**EXERCISE INPUTS**
--- Begin ---
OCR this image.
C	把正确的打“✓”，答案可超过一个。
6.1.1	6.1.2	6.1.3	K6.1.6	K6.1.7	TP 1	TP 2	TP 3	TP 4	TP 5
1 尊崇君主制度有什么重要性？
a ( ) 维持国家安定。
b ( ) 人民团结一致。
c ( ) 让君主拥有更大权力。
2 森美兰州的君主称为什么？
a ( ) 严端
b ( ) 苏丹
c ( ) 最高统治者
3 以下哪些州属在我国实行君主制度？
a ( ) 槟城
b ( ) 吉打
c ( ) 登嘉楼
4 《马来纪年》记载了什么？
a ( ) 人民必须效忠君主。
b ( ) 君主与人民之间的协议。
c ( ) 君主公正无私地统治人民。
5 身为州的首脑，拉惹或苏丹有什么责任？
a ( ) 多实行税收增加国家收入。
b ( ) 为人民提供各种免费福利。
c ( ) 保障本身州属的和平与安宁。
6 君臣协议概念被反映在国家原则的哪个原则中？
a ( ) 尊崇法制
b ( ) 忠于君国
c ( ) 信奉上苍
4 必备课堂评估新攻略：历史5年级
--- End ---
**EXERCISE**
Above are some records. Print them all exactly.

**SOLUTION FOR THIS EXERCISE**
OCR this image.
C	把正确的打“✓”，答案可超过一个。
6.1.1	6.1.2	6.1.3	K6.1.6	K6.1.7	TP 1	TP 2	TP 3	TP 4	TP 5
1 尊崇君主制度有什么重要性？
a ( ) 维持国家安定。
b ( ) 人民团结一致。
c ( ) 让君主拥有更大权力。
2 森美兰州的君主称为什么？
a ( ) 严端
b ( ) 苏丹
c ( ) 最高统治者
3 以下哪些州属在我国实行君主制度？
a ( ) 槟城
b ( ) 吉打
c ( ) 登嘉楼
4 《马来纪年》记载了什么？
a ( ) 人民必须效忠君主。
b ( ) 君主与人民之间的协议。
c ( ) 君主公正无私地统治人民。
5 身为州的首脑，拉惹或苏丹有什么责任？
a ( ) 多实行税收增加国家收入。
b ( ) 为人民提供各种免费福利。
c ( ) 保障本身州属的和平与安宁。
6 君臣协议概念被反映在国家原则的哪个原则中？
a ( ) 尊崇法制
b ( ) 忠于君国
c ( ) 信奉上苍
4 必备课堂评估新攻略：历史5年级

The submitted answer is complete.